TASK OBJECTIVE: What lines of the listing include the string "motion"? Show them all.

Top of SOURCE RECORDS

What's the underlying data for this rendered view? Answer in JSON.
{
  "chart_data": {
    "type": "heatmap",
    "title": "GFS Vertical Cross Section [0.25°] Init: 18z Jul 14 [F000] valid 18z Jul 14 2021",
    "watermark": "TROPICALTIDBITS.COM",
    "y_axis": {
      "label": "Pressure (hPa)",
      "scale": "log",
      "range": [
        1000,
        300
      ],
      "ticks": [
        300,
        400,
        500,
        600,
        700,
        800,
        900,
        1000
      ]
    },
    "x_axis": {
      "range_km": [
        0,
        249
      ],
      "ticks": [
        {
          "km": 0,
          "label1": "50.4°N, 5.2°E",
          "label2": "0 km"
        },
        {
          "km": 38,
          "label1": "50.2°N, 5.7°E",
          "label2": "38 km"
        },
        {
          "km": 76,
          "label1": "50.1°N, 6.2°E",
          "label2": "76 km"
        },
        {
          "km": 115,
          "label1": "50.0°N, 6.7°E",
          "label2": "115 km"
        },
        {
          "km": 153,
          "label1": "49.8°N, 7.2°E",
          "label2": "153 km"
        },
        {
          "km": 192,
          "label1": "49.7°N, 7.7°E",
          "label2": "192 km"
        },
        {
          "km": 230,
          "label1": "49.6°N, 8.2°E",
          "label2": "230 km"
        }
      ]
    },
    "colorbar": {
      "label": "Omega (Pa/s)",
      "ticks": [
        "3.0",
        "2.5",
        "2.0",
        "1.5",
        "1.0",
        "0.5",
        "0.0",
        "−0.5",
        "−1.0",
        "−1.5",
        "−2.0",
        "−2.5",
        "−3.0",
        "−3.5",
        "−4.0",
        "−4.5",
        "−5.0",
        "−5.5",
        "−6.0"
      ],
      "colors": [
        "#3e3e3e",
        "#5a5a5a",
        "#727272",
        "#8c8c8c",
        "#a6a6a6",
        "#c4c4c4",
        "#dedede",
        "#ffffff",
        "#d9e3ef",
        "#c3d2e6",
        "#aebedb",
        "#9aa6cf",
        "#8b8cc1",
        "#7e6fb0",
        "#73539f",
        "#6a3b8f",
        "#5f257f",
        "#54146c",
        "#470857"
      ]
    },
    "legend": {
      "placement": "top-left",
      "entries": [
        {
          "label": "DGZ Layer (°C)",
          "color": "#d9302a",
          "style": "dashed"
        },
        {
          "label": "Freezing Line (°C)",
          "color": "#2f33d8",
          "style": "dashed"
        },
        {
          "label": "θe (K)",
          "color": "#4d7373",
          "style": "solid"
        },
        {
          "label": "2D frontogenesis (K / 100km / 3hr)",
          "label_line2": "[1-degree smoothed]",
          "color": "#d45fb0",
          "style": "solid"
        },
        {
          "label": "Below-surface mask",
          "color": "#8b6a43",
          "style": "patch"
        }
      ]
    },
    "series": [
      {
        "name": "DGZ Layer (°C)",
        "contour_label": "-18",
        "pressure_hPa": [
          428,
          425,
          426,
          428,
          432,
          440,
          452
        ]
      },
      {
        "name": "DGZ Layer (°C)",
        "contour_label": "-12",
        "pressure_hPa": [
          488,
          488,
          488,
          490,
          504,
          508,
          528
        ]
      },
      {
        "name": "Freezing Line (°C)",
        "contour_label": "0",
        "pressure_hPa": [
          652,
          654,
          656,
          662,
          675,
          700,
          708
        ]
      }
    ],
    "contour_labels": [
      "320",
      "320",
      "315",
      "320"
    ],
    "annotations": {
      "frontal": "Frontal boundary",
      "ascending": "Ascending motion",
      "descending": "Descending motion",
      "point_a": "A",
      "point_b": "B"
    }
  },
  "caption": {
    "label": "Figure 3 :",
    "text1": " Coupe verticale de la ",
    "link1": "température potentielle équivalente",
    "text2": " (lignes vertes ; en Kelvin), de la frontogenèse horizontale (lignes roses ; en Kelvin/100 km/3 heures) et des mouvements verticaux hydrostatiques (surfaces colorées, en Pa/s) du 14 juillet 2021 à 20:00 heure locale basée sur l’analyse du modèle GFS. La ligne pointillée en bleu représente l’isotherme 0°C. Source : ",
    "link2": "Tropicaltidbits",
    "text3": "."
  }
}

Bottom of SOURCE RECORDS

WRITTEN SOLUTION:
      "ascending": "Ascending motion",
      "descending": "Descending motion",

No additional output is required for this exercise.